SET TASK => Write out all the entries word for word, but skip any images.

Extracted records:
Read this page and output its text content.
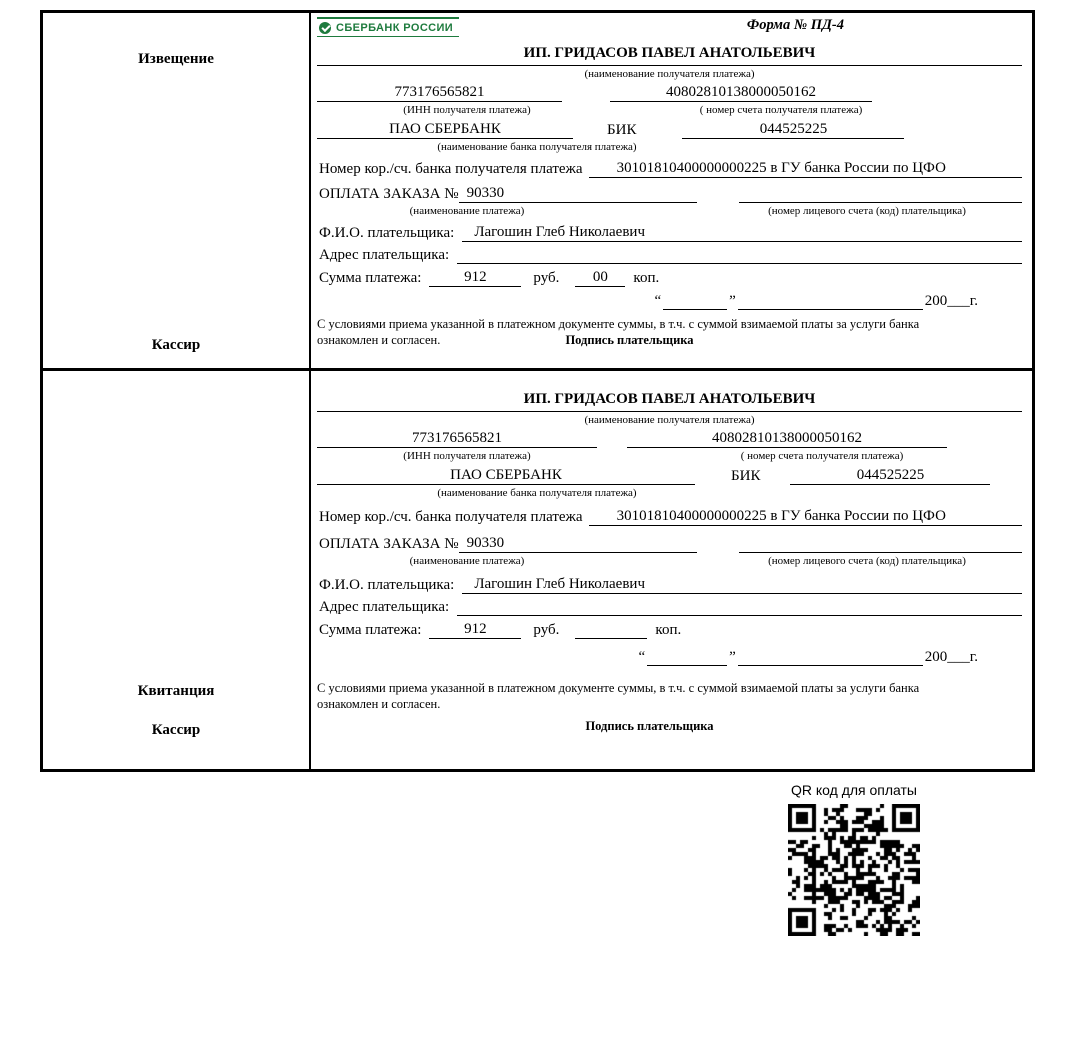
Извещение
Кассир
СБЕРБАНК РОССИИ	Форма № ПД-4
ИП. ГРИДАСОВ ПАВЕЛ АНАТОЛЬЕВИЧ
(наименование получателя платежа)
773176565821	40802810138000050162
(ИНН получателя платежа)	( номер счета получателя платежа)
ПАО СБЕРБАНК	БИК	044525225
(наименование банка получателя платежа)
Номер кор./сч. банка получателя платежа	30101810400000000225 в ГУ банка России по ЦФО
ОПЛАТА ЗАКАЗА № 90330
(наименование платежа)	(номер лицевого счета (код) плательщика)
Ф.И.О. плательщика:	Лагошин Глеб Николаевич
Адрес плательщика:
Сумма платежа:	912	руб.	00	коп.
“	”	200___г.
С условиями приема указанной в платежном документе суммы, в т.ч. с суммой взимаемой платы за услуги банка ознакомлен и согласен.	Подпись плательщика
Квитанция
Кассир
ИП. ГРИДАСОВ ПАВЕЛ АНАТОЛЬЕВИЧ
(наименование получателя платежа)
773176565821	40802810138000050162
(ИНН получателя платежа)	( номер счета получателя платежа)
ПАО СБЕРБАНК	БИК	044525225
(наименование банка получателя платежа)
Номер кор./сч. банка получателя платежа	30101810400000000225 в ГУ банка России по ЦФО
ОПЛАТА ЗАКАЗА № 90330
(наименование платежа)	(номер лицевого счета (код) плательщика)
Ф.И.О. плательщика:	Лагошин Глеб Николаевич
Адрес плательщика:
Сумма платежа:	912	руб.	коп.
“	”	200___г.
С условиями приема указанной в платежном документе суммы, в т.ч. с суммой взимаемой платы за услуги банка ознакомлен и согласен.
Подпись плательщика
QR код для оплаты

THE RESULT =>
Read this page and output its text content.
Извещение
Кассир
СБЕРБАНК РОССИИ	Форма № ПД-4
ИП. ГРИДАСОВ ПАВЕЛ АНАТОЛЬЕВИЧ
(наименование получателя платежа)
773176565821	40802810138000050162
(ИНН получателя платежа)	( номер счета получателя платежа)
ПАО СБЕРБАНК	БИК	044525225
(наименование банка получателя платежа)
Номер кор./сч. банка получателя платежа	30101810400000000225 в ГУ банка России по ЦФО
ОПЛАТА ЗАКАЗА № 90330
(наименование платежа)	(номер лицевого счета (код) плательщика)
Ф.И.О. плательщика:	Лагошин Глеб Николаевич
Адрес плательщика:
Сумма платежа:	912	руб.	00	коп.
“	”	200___г.
С условиями приема указанной в платежном документе суммы, в т.ч. с суммой взимаемой платы за услуги банка ознакомлен и согласен.	Подпись плательщика
Квитанция
Кассир
ИП. ГРИДАСОВ ПАВЕЛ АНАТОЛЬЕВИЧ
(наименование получателя платежа)
773176565821	40802810138000050162
(ИНН получателя платежа)	( номер счета получателя платежа)
ПАО СБЕРБАНК	БИК	044525225
(наименование банка получателя платежа)
Номер кор./сч. банка получателя платежа	30101810400000000225 в ГУ банка России по ЦФО
ОПЛАТА ЗАКАЗА № 90330
(наименование платежа)	(номер лицевого счета (код) плательщика)
Ф.И.О. плательщика:	Лагошин Глеб Николаевич
Адрес плательщика:
Сумма платежа:	912	руб.	коп.
“	”	200___г.
С условиями приема указанной в платежном документе суммы, в т.ч. с суммой взимаемой платы за услуги банка ознакомлен и согласен.
Подпись плательщика
QR код для оплаты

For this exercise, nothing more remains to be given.